**WHAT THIS EXERCISE ASKS:**
- A) According to the research news excerpt, in which journal was the technique that makes an entire mouse optically transparent published?
- B) Based on the research news excerpt, state whether each statement agrees with it: (i) JQ1 is an inhibitor of the BET family of bromodomain proteins. (ii) The article on JQ1 appeared in Cell. (iii) Yang et al. demonstrated imaging from cells labeled with antibodies.

**DOCUMENT EXTRACT:**
╭──

August 19, 2014 Transparent Mice for Connectome Phenotyping
A highly innovative new technique has been published in Cell (Yang et al. 2014) that renders whole organs, and even an entire mouse, optically transparent. This amazing new development allows creation of enhanced three dimensional imaging of fluorescently labeled cells within multiple organs.  Yang et al. demonstrated imaging from cells expressing fluorescent transgenes as well as labeling by viral transduction, small molecules, mRNA probes, and antibodies. Using this approach, researchers will be able to build a “connectome” to understand the structural relationships between cell populations in both normal and pathological conditions.
August 4, 2014 Inhibition of Bromodomain Proteins for Human Diffuse Large B-cell Lymphoma
A recent article in Clinical Cancer Research revealed a broad anti-tumor effect of the small molecule JQ1, an inhibitor of BET family of bromodomain proteins (including Myc), on human DLBCL cell lines or DLBCL tumor-engrafted mice, providing novel potential therapeutic strategies for therapy-resistant or recurrent human DLBCL.

╰──

Document structure recognition data:
╭──

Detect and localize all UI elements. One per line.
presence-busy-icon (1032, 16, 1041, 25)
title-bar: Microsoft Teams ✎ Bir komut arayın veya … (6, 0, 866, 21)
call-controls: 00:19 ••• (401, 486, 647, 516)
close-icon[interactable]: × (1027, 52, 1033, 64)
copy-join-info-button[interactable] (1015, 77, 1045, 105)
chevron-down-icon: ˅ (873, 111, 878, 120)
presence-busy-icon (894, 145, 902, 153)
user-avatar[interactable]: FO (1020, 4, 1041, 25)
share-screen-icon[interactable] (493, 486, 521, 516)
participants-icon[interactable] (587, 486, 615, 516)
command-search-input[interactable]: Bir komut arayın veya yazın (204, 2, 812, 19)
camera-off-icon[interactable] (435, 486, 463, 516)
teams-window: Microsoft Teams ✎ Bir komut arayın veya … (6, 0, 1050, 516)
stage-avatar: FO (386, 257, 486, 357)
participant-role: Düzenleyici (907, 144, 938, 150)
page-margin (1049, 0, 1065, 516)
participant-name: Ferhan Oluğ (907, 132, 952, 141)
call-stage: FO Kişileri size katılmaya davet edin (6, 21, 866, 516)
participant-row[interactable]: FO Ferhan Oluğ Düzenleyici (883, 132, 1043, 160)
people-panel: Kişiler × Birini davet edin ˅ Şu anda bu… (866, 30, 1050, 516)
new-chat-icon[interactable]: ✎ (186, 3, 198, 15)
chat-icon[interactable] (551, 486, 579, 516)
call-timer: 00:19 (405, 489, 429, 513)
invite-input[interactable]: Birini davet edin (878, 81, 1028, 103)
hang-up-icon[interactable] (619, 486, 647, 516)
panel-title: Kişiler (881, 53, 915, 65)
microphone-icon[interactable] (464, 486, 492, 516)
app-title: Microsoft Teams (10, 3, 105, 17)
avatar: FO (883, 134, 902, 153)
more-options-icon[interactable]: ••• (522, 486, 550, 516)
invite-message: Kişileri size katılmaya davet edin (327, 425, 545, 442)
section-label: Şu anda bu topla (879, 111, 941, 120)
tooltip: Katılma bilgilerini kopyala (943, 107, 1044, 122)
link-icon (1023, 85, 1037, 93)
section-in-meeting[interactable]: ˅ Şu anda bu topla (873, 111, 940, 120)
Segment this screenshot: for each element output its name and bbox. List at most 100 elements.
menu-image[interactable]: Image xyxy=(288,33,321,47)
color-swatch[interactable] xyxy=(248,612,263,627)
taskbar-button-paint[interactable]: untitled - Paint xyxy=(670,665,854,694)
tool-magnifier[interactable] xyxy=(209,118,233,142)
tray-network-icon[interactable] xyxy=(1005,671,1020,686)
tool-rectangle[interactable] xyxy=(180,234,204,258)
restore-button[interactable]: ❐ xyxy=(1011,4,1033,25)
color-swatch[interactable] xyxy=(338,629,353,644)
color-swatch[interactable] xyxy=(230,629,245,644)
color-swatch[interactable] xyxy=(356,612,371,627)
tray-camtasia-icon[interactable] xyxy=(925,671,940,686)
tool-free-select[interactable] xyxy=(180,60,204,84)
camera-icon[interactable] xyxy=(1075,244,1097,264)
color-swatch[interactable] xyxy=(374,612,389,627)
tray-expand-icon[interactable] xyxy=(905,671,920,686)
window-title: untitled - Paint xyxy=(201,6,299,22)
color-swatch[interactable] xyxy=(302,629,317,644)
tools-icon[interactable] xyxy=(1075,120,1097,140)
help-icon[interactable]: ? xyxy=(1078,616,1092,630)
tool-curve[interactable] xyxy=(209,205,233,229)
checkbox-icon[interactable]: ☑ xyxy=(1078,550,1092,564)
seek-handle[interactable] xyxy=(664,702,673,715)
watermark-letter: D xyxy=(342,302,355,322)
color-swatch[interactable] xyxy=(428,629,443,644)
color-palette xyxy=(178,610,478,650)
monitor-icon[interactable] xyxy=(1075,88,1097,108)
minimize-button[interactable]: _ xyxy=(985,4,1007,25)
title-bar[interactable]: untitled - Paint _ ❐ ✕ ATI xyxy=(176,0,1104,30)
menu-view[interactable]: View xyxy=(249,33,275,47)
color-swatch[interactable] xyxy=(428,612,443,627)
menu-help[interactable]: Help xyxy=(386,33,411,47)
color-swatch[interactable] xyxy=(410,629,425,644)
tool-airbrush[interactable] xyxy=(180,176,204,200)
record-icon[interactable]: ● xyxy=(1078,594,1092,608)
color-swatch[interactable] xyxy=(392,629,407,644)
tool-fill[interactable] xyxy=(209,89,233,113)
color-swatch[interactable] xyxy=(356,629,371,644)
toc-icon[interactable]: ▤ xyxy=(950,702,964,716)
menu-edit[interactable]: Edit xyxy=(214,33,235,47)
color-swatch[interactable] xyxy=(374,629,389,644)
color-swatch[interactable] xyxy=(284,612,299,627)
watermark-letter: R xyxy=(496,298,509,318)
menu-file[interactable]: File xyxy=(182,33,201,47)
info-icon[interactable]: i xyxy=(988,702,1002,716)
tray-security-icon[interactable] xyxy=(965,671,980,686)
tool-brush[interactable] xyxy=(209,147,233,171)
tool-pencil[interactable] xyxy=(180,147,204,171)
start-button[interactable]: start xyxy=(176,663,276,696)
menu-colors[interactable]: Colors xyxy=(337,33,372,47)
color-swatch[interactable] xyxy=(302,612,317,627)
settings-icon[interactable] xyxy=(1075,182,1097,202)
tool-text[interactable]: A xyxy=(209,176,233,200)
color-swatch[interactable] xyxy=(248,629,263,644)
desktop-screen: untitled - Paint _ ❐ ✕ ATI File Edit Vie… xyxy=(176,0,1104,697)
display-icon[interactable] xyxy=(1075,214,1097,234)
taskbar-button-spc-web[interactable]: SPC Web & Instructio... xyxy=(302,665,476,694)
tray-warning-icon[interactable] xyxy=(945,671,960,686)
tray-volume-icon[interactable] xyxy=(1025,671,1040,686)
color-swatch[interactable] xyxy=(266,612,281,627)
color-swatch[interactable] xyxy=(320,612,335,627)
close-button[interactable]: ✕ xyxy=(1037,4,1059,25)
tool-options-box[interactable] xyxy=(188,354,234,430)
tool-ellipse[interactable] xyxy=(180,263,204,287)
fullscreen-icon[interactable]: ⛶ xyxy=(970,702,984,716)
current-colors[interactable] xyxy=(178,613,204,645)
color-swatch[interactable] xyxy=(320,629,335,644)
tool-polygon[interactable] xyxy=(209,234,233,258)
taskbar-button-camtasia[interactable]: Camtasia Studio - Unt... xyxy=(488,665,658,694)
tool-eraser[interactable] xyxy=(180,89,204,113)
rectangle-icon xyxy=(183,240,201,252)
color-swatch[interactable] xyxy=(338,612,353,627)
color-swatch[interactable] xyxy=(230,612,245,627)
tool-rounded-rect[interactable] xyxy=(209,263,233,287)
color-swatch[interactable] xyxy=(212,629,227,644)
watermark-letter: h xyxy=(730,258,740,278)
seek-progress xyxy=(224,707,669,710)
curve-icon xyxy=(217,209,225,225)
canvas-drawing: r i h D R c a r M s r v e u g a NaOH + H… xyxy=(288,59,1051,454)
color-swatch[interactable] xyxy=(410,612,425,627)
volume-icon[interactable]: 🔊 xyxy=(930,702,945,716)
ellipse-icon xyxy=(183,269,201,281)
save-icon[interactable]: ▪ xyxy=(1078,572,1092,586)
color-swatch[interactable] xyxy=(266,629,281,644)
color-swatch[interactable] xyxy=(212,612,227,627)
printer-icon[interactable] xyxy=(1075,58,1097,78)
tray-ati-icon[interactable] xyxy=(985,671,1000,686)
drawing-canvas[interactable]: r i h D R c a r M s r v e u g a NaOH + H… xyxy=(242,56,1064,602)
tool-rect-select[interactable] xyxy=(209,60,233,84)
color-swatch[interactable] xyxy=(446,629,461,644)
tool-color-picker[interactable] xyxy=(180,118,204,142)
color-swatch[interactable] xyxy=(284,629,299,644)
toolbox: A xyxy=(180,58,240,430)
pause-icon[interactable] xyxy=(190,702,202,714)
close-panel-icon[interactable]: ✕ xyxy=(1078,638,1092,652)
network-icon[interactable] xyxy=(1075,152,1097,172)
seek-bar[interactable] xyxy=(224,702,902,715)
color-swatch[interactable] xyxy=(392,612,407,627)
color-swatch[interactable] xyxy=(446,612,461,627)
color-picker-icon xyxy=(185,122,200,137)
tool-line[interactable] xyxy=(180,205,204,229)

╰──

**RESULTS BY TASK:**
- A) Cell (Yang et al. 2014).

- B)
(i) Yes: "an inhibitor of BET family of bromodomain proteins"
(ii) No: "A recent article in Clinical Cancer Research"
(iii) Yes: "labeling by viral transduction, small molecules, mRNA probes, and antibodies"